我把“洞穴奇案”当至宝一般拿回中国古代,请来孔、孟、老、庄、商、韩团桌围坐,帮忙掌眼。
孔、孟拿起“洞穴奇案”,皱着老眉略看了看,仍放回原处,露出狐疑而纳闷的神情。
商、韩连碰一下的兴趣都没有,直截了当地说:“假的!”
老、庄则干脆打起了哈欠。


以上便是我在中国古代碰的钉子。


我的工作程序是:仔细翻查先秦诸子,将与本案稍有联系的词句划出来。其中,法家的结论最直截了当:既然违反法条,就应当依法论处。
管你山崩海啸掷骰子无线电工程师医生神父社会契约大螺旋内战……富勒精心设计的一切细节,在法家眼中全成了毫无意义的幺蛾子。


儒家的态度稍微暧昧一些,但也无非颠来倒去几个“情理法”之类的空洞概念。
归根结底,仍是“法无可恕,情有可矜,死罪可免,活罪难饶”。
案情的总体架构,在儒家眼中有一定意义,体现了情理法的冲突,但也仅此而已。
甚至儒家经典与本案关联最大的一句话,也许是:“父母在,不远游,游必有方”——你们上有老,下有小,不好好在家父慈子孝享尽天伦之乐,非要跑到那么偏远、那么危险的山洞里去干什么呢?不仅令家人担心,还浪费国家资源,简直自作孽不可活!
+ + +
# 题目要求
根据摘录,法家对本案得出的结论是什么?请用一句话作答。 这些数据来自另一个来源。

摘自某一合集的数据:
+ + +
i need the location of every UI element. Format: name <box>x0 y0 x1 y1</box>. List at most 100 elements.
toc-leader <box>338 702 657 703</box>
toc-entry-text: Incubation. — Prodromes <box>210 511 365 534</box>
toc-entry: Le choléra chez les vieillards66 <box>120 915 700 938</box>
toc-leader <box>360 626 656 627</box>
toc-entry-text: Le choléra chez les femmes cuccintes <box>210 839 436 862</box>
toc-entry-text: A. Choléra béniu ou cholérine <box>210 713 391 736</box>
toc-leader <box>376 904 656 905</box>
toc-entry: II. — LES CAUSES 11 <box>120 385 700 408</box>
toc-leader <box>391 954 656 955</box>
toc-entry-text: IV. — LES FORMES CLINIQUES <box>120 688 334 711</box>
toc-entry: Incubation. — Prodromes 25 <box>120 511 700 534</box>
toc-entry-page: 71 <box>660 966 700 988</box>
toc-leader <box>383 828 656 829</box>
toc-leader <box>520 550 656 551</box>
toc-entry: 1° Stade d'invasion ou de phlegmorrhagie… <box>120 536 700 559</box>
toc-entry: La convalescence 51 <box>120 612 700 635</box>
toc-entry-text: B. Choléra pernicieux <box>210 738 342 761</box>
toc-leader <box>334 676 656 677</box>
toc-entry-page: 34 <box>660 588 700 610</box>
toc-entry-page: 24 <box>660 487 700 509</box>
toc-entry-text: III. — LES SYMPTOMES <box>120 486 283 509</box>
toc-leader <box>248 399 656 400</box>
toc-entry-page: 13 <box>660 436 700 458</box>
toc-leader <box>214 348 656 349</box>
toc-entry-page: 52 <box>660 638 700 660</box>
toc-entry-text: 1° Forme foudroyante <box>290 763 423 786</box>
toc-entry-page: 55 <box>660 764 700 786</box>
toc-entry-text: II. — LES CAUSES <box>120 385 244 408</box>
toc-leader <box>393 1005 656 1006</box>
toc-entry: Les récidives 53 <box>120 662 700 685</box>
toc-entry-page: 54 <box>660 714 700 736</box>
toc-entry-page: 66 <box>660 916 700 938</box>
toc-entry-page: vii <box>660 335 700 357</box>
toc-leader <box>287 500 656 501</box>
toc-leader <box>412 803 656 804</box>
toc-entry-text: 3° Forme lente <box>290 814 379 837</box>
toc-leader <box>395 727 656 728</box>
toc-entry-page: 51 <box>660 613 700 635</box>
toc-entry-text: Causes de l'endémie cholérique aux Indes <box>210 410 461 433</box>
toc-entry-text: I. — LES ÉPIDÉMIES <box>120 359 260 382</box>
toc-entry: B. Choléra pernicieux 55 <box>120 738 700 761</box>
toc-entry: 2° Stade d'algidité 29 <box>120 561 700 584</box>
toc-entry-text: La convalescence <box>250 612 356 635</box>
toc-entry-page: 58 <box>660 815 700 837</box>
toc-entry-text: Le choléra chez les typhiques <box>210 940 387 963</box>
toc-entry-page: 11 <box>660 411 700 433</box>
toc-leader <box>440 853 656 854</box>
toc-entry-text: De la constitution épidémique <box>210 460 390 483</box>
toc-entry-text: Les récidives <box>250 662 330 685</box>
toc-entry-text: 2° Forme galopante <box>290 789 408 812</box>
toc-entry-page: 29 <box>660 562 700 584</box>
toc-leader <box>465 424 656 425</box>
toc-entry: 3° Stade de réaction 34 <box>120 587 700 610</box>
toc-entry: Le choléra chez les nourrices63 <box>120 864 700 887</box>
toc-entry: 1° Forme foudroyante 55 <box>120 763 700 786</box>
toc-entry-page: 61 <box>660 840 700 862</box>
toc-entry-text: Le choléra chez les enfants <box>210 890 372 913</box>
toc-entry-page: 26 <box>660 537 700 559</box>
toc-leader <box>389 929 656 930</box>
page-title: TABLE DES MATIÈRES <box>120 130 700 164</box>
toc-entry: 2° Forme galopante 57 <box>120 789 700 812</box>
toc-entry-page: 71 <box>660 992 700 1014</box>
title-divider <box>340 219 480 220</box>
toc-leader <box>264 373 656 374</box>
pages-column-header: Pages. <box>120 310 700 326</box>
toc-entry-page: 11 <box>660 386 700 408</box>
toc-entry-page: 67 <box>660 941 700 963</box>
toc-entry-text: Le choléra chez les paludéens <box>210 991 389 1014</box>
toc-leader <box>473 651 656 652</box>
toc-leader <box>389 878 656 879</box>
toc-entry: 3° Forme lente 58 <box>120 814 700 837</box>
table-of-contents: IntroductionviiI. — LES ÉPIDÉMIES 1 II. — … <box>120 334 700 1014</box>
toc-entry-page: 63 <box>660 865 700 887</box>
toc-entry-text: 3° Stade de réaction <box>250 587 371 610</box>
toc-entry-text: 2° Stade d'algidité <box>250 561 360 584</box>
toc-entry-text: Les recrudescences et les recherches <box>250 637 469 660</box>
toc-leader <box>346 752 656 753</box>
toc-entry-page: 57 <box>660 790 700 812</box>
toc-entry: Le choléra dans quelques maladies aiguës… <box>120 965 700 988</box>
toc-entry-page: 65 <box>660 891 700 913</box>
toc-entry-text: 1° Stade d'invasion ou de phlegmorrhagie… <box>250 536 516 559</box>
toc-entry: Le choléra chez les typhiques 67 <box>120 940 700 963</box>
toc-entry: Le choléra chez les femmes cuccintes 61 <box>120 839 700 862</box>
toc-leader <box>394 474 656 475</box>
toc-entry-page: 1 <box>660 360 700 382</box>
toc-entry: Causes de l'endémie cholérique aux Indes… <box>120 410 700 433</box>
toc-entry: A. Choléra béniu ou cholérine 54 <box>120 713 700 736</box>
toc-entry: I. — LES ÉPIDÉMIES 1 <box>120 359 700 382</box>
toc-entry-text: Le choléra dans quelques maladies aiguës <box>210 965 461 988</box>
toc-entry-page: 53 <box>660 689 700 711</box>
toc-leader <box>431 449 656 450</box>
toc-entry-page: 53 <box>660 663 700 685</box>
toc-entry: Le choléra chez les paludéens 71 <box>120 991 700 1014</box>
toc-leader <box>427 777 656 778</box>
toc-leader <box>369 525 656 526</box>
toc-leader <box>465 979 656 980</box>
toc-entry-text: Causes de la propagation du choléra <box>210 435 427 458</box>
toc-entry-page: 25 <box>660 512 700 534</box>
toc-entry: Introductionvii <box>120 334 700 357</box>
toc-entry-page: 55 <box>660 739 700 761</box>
+ + +
# 完整答案
法家认为,既然违反法条,就应当依法论处。